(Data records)

[Begin]

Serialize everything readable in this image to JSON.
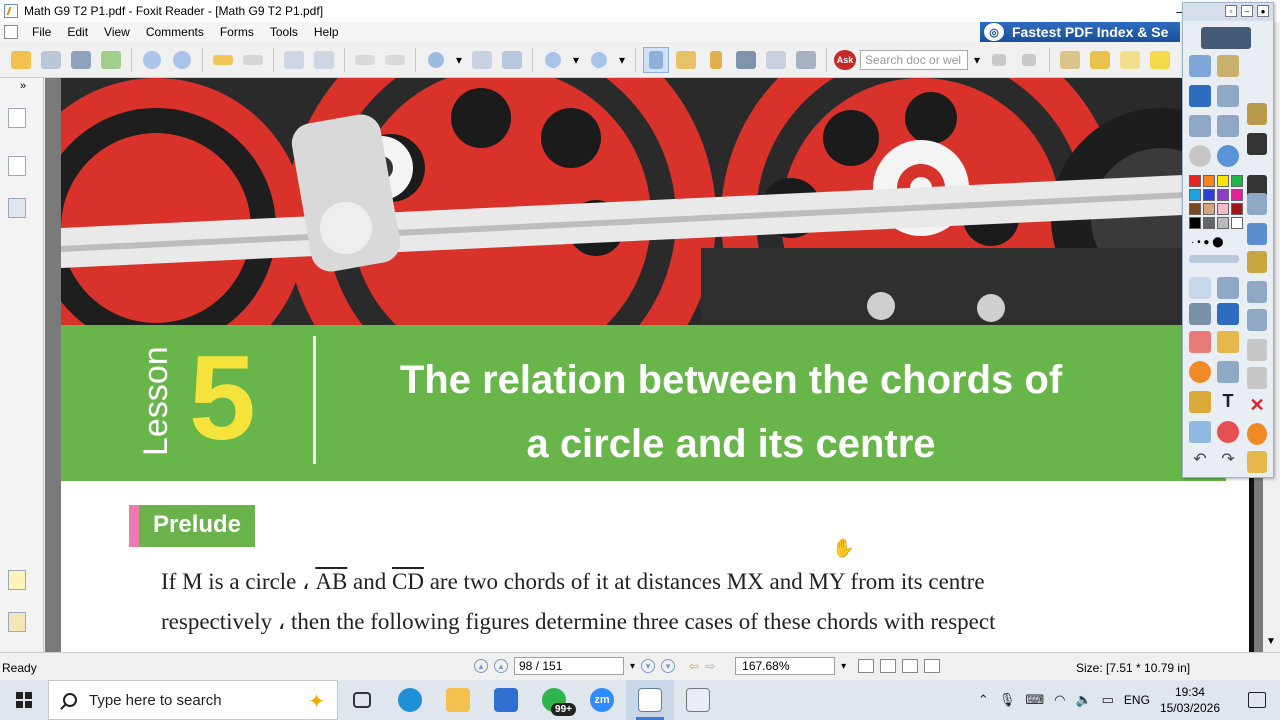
{
  "window": {
    "title": "Math G9 T2 P1.pdf - Foxit Reader - [Math G9 T2 P1.pdf]",
    "controls": [
      "–",
      "□",
      "✕"
    ]
  },
  "menu": {
    "items": [
      "File",
      "Edit",
      "View",
      "Comments",
      "Forms",
      "Tools",
      "Help"
    ]
  },
  "ad_banner": {
    "text": "Fastest PDF Index & Se"
  },
  "toolbar": {
    "search_placeholder": "Search doc or wel",
    "ask_label": "Ask"
  },
  "document": {
    "lesson_word": "Lesson",
    "lesson_number": "5",
    "lesson_title_line1": "The relation between the chords of",
    "lesson_title_line2": "a circle and its centre",
    "section_label": "Prelude",
    "body_line1_a": "If M is a circle ",
    "body_line1_comma": "،",
    "body_line1_ab": "AB",
    "body_line1_and": " and ",
    "body_line1_cd": "CD",
    "body_line1_b": " are two chords of it at distances MX and MY from its centre",
    "body_line2": "respectively ، then the following figures determine three cases of these chords with respect"
  },
  "status": {
    "ready": "Ready",
    "page_display": "98 / 151",
    "zoom": "167.68%",
    "size": "Size: [7.51 * 10.79 in]"
  },
  "taskbar": {
    "search_placeholder": "Type here to search",
    "whatsapp_badge": "99+",
    "zoom_label": "zm",
    "lang": "ENG",
    "time": "19:34",
    "date": "15/03/2026"
  },
  "colors": {
    "lesson_green": "#68b64a",
    "lesson_number_yellow": "#f5e33b",
    "prelude_pink": "#ee7bb0",
    "wheel_red": "#d8322a"
  }
}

[End]

Set task> Could you repeat all of the material exactly? Pictures should not be copied.

Finished answer>
Serialize everything readable in this image to JSON.
{
  "window": {
    "title": "Math G9 T2 P1.pdf - Foxit Reader - [Math G9 T2 P1.pdf]",
    "controls": [
      "–",
      "□",
      "✕"
    ]
  },
  "menu": {
    "items": [
      "File",
      "Edit",
      "View",
      "Comments",
      "Forms",
      "Tools",
      "Help"
    ]
  },
  "ad_banner": {
    "text": "Fastest PDF Index & Se"
  },
  "toolbar": {
    "search_placeholder": "Search doc or wel",
    "ask_label": "Ask"
  },
  "document": {
    "lesson_word": "Lesson",
    "lesson_number": "5",
    "lesson_title_line1": "The relation between the chords of",
    "lesson_title_line2": "a circle and its centre",
    "section_label": "Prelude",
    "body_line1_a": "If M is a circle ",
    "body_line1_comma": "،",
    "body_line1_ab": "AB",
    "body_line1_and": " and ",
    "body_line1_cd": "CD",
    "body_line1_b": " are two chords of it at distances MX and MY from its centre",
    "body_line2": "respectively ، then the following figures determine three cases of these chords with respect"
  },
  "status": {
    "ready": "Ready",
    "page_display": "98 / 151",
    "zoom": "167.68%",
    "size": "Size: [7.51 * 10.79 in]"
  },
  "taskbar": {
    "search_placeholder": "Type here to search",
    "whatsapp_badge": "99+",
    "zoom_label": "zm",
    "lang": "ENG",
    "time": "19:34",
    "date": "15/03/2026"
  },
  "colors": {
    "lesson_green": "#68b64a",
    "lesson_number_yellow": "#f5e33b",
    "prelude_pink": "#ee7bb0",
    "wheel_red": "#d8322a"
  }
}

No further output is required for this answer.